:: Aim of the task ::
In full and without alteration, give the listing again.

— BEGIN —

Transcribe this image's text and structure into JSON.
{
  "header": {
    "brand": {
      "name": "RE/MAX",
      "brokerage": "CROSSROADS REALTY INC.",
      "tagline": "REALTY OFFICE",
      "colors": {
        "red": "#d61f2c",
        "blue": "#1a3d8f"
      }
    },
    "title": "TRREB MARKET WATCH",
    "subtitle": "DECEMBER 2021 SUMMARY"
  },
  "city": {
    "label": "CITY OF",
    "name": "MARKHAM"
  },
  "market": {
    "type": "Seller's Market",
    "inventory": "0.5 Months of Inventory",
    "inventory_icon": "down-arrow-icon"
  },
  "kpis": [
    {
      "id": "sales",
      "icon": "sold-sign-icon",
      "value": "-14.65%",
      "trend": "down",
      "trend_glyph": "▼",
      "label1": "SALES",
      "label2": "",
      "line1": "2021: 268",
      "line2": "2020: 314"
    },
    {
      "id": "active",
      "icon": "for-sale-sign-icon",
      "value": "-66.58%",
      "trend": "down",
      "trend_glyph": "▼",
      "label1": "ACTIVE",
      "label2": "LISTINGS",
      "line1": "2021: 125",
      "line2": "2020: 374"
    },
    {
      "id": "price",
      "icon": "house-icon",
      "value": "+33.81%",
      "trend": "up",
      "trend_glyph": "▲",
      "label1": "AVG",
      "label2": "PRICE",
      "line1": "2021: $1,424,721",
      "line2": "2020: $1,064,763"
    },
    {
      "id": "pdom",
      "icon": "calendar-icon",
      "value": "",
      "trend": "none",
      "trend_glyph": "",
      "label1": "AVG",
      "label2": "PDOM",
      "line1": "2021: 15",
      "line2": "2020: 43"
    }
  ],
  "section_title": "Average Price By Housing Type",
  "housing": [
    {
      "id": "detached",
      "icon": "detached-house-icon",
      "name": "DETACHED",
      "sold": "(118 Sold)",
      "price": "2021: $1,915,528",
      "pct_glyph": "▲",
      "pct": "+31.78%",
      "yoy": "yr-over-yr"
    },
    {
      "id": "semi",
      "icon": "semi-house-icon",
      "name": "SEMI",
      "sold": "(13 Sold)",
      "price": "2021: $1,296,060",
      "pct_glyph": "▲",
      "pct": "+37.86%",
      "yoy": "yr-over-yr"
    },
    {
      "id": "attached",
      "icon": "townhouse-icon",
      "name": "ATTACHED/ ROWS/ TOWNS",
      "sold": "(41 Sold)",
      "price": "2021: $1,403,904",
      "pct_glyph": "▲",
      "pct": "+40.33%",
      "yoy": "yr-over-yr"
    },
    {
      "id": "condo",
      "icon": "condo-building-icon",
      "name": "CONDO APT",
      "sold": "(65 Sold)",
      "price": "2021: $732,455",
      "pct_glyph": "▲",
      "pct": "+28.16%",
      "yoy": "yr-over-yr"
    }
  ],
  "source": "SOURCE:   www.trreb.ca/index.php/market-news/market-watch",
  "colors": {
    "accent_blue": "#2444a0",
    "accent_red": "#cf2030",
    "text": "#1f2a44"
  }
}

— END —

:: Answer below ::
Transcribe this image's text and structure into JSON.
{
  "header": {
    "brand": {
      "name": "RE/MAX",
      "brokerage": "CROSSROADS REALTY INC.",
      "tagline": "REALTY OFFICE",
      "colors": {
        "red": "#d61f2c",
        "blue": "#1a3d8f"
      }
    },
    "title": "TRREB MARKET WATCH",
    "subtitle": "DECEMBER 2021 SUMMARY"
  },
  "city": {
    "label": "CITY OF",
    "name": "MARKHAM"
  },
  "market": {
    "type": "Seller's Market",
    "inventory": "0.5 Months of Inventory",
    "inventory_icon": "down-arrow-icon"
  },
  "kpis": [
    {
      "id": "sales",
      "icon": "sold-sign-icon",
      "value": "-14.65%",
      "trend": "down",
      "trend_glyph": "▼",
      "label1": "SALES",
      "label2": "",
      "line1": "2021: 268",
      "line2": "2020: 314"
    },
    {
      "id": "active",
      "icon": "for-sale-sign-icon",
      "value": "-66.58%",
      "trend": "down",
      "trend_glyph": "▼",
      "label1": "ACTIVE",
      "label2": "LISTINGS",
      "line1": "2021: 125",
      "line2": "2020: 374"
    },
    {
      "id": "price",
      "icon": "house-icon",
      "value": "+33.81%",
      "trend": "up",
      "trend_glyph": "▲",
      "label1": "AVG",
      "label2": "PRICE",
      "line1": "2021: $1,424,721",
      "line2": "2020: $1,064,763"
    },
    {
      "id": "pdom",
      "icon": "calendar-icon",
      "value": "",
      "trend": "none",
      "trend_glyph": "",
      "label1": "AVG",
      "label2": "PDOM",
      "line1": "2021: 15",
      "line2": "2020: 43"
    }
  ],
  "section_title": "Average Price By Housing Type",
  "housing": [
    {
      "id": "detached",
      "icon": "detached-house-icon",
      "name": "DETACHED",
      "sold": "(118 Sold)",
      "price": "2021: $1,915,528",
      "pct_glyph": "▲",
      "pct": "+31.78%",
      "yoy": "yr-over-yr"
    },
    {
      "id": "semi",
      "icon": "semi-house-icon",
      "name": "SEMI",
      "sold": "(13 Sold)",
      "price": "2021: $1,296,060",
      "pct_glyph": "▲",
      "pct": "+37.86%",
      "yoy": "yr-over-yr"
    },
    {
      "id": "attached",
      "icon": "townhouse-icon",
      "name": "ATTACHED/ ROWS/ TOWNS",
      "sold": "(41 Sold)",
      "price": "2021: $1,403,904",
      "pct_glyph": "▲",
      "pct": "+40.33%",
      "yoy": "yr-over-yr"
    },
    {
      "id": "condo",
      "icon": "condo-building-icon",
      "name": "CONDO APT",
      "sold": "(65 Sold)",
      "price": "2021: $732,455",
      "pct_glyph": "▲",
      "pct": "+28.16%",
      "yoy": "yr-over-yr"
    }
  ],
  "source": "SOURCE:   www.trreb.ca/index.php/market-news/market-watch",
  "colors": {
    "accent_blue": "#2444a0",
    "accent_red": "#cf2030",
    "text": "#1f2a44"
  }
}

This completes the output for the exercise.